## [What you need to do]
Reproduce the following material exactly, including every line.

Figure record extracts

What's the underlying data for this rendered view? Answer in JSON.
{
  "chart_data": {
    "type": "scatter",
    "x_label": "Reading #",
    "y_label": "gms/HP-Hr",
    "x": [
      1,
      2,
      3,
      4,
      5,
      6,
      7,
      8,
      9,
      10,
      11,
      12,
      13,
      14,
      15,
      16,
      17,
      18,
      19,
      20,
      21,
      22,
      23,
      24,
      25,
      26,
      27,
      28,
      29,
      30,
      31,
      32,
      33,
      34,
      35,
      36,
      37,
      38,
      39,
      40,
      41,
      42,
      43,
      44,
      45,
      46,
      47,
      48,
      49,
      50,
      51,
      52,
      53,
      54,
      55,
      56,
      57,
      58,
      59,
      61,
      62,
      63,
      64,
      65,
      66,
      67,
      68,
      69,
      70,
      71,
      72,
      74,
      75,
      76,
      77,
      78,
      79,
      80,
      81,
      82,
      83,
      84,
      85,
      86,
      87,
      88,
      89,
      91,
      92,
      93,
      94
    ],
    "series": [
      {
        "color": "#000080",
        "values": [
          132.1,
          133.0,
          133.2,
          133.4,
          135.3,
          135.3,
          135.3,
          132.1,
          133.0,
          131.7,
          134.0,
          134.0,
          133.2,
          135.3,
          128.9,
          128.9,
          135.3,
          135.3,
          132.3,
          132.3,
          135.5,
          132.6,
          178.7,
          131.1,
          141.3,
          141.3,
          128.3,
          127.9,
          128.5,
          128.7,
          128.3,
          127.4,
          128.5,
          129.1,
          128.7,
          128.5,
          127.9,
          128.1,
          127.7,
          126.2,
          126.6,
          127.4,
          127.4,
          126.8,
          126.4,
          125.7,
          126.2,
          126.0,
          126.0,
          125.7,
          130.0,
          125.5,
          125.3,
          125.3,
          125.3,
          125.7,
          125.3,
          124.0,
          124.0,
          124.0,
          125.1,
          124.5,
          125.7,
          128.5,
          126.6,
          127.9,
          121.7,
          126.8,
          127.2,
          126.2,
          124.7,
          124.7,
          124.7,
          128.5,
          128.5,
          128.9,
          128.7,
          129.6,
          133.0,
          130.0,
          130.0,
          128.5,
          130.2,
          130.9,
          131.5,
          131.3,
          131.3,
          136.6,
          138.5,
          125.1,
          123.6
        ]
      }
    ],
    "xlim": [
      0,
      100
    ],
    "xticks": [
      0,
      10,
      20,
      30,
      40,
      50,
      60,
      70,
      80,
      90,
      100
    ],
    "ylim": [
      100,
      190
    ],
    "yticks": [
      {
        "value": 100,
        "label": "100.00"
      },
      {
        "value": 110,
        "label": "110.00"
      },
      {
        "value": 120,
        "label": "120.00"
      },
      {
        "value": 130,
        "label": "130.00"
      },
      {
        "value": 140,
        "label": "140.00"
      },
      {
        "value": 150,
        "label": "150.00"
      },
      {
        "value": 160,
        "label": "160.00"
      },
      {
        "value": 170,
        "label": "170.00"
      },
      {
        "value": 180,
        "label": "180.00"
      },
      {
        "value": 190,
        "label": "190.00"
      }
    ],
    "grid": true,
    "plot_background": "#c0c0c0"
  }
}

## [Written answer]
What's the underlying data for this rendered view? Answer in JSON.
{
  "chart_data": {
    "type": "scatter",
    "x_label": "Reading #",
    "y_label": "gms/HP-Hr",
    "x": [
      1,
      2,
      3,
      4,
      5,
      6,
      7,
      8,
      9,
      10,
      11,
      12,
      13,
      14,
      15,
      16,
      17,
      18,
      19,
      20,
      21,
      22,
      23,
      24,
      25,
      26,
      27,
      28,
      29,
      30,
      31,
      32,
      33,
      34,
      35,
      36,
      37,
      38,
      39,
      40,
      41,
      42,
      43,
      44,
      45,
      46,
      47,
      48,
      49,
      50,
      51,
      52,
      53,
      54,
      55,
      56,
      57,
      58,
      59,
      61,
      62,
      63,
      64,
      65,
      66,
      67,
      68,
      69,
      70,
      71,
      72,
      74,
      75,
      76,
      77,
      78,
      79,
      80,
      81,
      82,
      83,
      84,
      85,
      86,
      87,
      88,
      89,
      91,
      92,
      93,
      94
    ],
    "series": [
      {
        "color": "#000080",
        "values": [
          132.1,
          133.0,
          133.2,
          133.4,
          135.3,
          135.3,
          135.3,
          132.1,
          133.0,
          131.7,
          134.0,
          134.0,
          133.2,
          135.3,
          128.9,
          128.9,
          135.3,
          135.3,
          132.3,
          132.3,
          135.5,
          132.6,
          178.7,
          131.1,
          141.3,
          141.3,
          128.3,
          127.9,
          128.5,
          128.7,
          128.3,
          127.4,
          128.5,
          129.1,
          128.7,
          128.5,
          127.9,
          128.1,
          127.7,
          126.2,
          126.6,
          127.4,
          127.4,
          126.8,
          126.4,
          125.7,
          126.2,
          126.0,
          126.0,
          125.7,
          130.0,
          125.5,
          125.3,
          125.3,
          125.3,
          125.7,
          125.3,
          124.0,
          124.0,
          124.0,
          125.1,
          124.5,
          125.7,
          128.5,
          126.6,
          127.9,
          121.7,
          126.8,
          127.2,
          126.2,
          124.7,
          124.7,
          124.7,
          128.5,
          128.5,
          128.9,
          128.7,
          129.6,
          133.0,
          130.0,
          130.0,
          128.5,
          130.2,
          130.9,
          131.5,
          131.3,
          131.3,
          136.6,
          138.5,
          125.1,
          123.6
        ]
      }
    ],
    "xlim": [
      0,
      100
    ],
    "xticks": [
      0,
      10,
      20,
      30,
      40,
      50,
      60,
      70,
      80,
      90,
      100
    ],
    "ylim": [
      100,
      190
    ],
    "yticks": [
      {
        "value": 100,
        "label": "100.00"
      },
      {
        "value": 110,
        "label": "110.00"
      },
      {
        "value": 120,
        "label": "120.00"
      },
      {
        "value": 130,
        "label": "130.00"
      },
      {
        "value": 140,
        "label": "140.00"
      },
      {
        "value": 150,
        "label": "150.00"
      },
      {
        "value": 160,
        "label": "160.00"
      },
      {
        "value": 170,
        "label": "170.00"
      },
      {
        "value": 180,
        "label": "180.00"
      },
      {
        "value": 190,
        "label": "190.00"
      }
    ],
    "grid": true,
    "plot_background": "#c0c0c0"
  }
}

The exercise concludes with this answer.